(Records)
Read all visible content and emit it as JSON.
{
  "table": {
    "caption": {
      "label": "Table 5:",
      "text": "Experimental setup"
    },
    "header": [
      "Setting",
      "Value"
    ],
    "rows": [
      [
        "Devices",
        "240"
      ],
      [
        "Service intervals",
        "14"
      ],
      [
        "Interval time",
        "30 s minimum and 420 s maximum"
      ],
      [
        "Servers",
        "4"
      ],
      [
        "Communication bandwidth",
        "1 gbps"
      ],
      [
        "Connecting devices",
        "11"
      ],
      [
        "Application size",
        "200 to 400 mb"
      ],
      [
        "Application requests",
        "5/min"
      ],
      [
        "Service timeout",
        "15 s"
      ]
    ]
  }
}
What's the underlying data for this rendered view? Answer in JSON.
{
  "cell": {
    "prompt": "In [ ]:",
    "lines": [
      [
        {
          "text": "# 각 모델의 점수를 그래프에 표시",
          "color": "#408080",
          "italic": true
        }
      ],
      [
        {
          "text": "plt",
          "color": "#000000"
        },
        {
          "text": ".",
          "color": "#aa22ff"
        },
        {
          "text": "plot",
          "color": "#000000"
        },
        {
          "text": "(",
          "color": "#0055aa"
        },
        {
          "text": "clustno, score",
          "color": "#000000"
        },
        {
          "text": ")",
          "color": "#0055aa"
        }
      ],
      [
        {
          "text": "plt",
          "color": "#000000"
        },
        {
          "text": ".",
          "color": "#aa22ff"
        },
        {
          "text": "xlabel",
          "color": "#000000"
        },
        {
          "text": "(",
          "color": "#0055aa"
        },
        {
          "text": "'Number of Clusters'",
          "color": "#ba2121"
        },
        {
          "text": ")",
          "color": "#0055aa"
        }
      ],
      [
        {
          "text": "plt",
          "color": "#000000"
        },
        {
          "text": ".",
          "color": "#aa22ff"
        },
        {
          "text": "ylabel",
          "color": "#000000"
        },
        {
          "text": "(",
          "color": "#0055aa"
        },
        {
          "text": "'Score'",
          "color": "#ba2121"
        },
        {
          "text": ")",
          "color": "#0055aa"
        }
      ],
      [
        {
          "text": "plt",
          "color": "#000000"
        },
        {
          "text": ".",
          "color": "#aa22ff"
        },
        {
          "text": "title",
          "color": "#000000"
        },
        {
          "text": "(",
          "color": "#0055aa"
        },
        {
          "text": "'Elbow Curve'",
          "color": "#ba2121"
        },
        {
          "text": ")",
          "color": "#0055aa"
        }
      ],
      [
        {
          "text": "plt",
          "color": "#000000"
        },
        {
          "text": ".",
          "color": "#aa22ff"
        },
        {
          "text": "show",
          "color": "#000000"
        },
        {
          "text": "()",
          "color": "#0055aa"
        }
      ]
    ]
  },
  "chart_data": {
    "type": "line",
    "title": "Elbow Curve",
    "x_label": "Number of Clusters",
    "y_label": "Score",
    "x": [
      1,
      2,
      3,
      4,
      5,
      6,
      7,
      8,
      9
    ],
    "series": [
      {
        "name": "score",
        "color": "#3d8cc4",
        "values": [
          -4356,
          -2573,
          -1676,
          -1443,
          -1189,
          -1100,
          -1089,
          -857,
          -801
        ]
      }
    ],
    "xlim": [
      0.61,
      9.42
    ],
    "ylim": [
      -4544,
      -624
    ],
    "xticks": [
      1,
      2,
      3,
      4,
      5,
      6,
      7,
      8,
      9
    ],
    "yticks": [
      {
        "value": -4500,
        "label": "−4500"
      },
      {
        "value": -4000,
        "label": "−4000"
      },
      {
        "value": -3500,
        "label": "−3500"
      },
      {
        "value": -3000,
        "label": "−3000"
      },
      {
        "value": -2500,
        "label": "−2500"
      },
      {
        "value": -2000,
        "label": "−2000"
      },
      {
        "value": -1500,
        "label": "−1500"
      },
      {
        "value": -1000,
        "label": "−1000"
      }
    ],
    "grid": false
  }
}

▸ **Written request**: From the first line to the last, please quote the material above exactly.

▸ **Output of the exercise**:
Read all visible content and emit it as JSON.
{
  "table": {
    "caption": {
      "label": "Table 5:",
      "text": "Experimental setup"
    },
    "header": [
      "Setting",
      "Value"
    ],
    "rows": [
      [
        "Devices",
        "240"
      ],
      [
        "Service intervals",
        "14"
      ],
      [
        "Interval time",
        "30 s minimum and 420 s maximum"
      ],
      [
        "Servers",
        "4"
      ],
      [
        "Communication bandwidth",
        "1 gbps"
      ],
      [
        "Connecting devices",
        "11"
      ],
      [
        "Application size",
        "200 to 400 mb"
      ],
      [
        "Application requests",
        "5/min"
      ],
      [
        "Service timeout",
        "15 s"
      ]
    ]
  }
}
What's the underlying data for this rendered view? Answer in JSON.
{
  "cell": {
    "prompt": "In [ ]:",
    "lines": [
      [
        {
          "text": "# 각 모델의 점수를 그래프에 표시",
          "color": "#408080",
          "italic": true
        }
      ],
      [
        {
          "text": "plt",
          "color": "#000000"
        },
        {
          "text": ".",
          "color": "#aa22ff"
        },
        {
          "text": "plot",
          "color": "#000000"
        },
        {
          "text": "(",
          "color": "#0055aa"
        },
        {
          "text": "clustno, score",
          "color": "#000000"
        },
        {
          "text": ")",
          "color": "#0055aa"
        }
      ],
      [
        {
          "text": "plt",
          "color": "#000000"
        },
        {
          "text": ".",
          "color": "#aa22ff"
        },
        {
          "text": "xlabel",
          "color": "#000000"
        },
        {
          "text": "(",
          "color": "#0055aa"
        },
        {
          "text": "'Number of Clusters'",
          "color": "#ba2121"
        },
        {
          "text": ")",
          "color": "#0055aa"
        }
      ],
      [
        {
          "text": "plt",
          "color": "#000000"
        },
        {
          "text": ".",
          "color": "#aa22ff"
        },
        {
          "text": "ylabel",
          "color": "#000000"
        },
        {
          "text": "(",
          "color": "#0055aa"
        },
        {
          "text": "'Score'",
          "color": "#ba2121"
        },
        {
          "text": ")",
          "color": "#0055aa"
        }
      ],
      [
        {
          "text": "plt",
          "color": "#000000"
        },
        {
          "text": ".",
          "color": "#aa22ff"
        },
        {
          "text": "title",
          "color": "#000000"
        },
        {
          "text": "(",
          "color": "#0055aa"
        },
        {
          "text": "'Elbow Curve'",
          "color": "#ba2121"
        },
        {
          "text": ")",
          "color": "#0055aa"
        }
      ],
      [
        {
          "text": "plt",
          "color": "#000000"
        },
        {
          "text": ".",
          "color": "#aa22ff"
        },
        {
          "text": "show",
          "color": "#000000"
        },
        {
          "text": "()",
          "color": "#0055aa"
        }
      ]
    ]
  },
  "chart_data": {
    "type": "line",
    "title": "Elbow Curve",
    "x_label": "Number of Clusters",
    "y_label": "Score",
    "x": [
      1,
      2,
      3,
      4,
      5,
      6,
      7,
      8,
      9
    ],
    "series": [
      {
        "name": "score",
        "color": "#3d8cc4",
        "values": [
          -4356,
          -2573,
          -1676,
          -1443,
          -1189,
          -1100,
          -1089,
          -857,
          -801
        ]
      }
    ],
    "xlim": [
      0.61,
      9.42
    ],
    "ylim": [
      -4544,
      -624
    ],
    "xticks": [
      1,
      2,
      3,
      4,
      5,
      6,
      7,
      8,
      9
    ],
    "yticks": [
      {
        "value": -4500,
        "label": "−4500"
      },
      {
        "value": -4000,
        "label": "−4000"
      },
      {
        "value": -3500,
        "label": "−3500"
      },
      {
        "value": -3000,
        "label": "−3000"
      },
      {
        "value": -2500,
        "label": "−2500"
      },
      {
        "value": -2000,
        "label": "−2000"
      },
      {
        "value": -1500,
        "label": "−1500"
      },
      {
        "value": -1000,
        "label": "−1000"
      }
    ],
    "grid": false
  }
}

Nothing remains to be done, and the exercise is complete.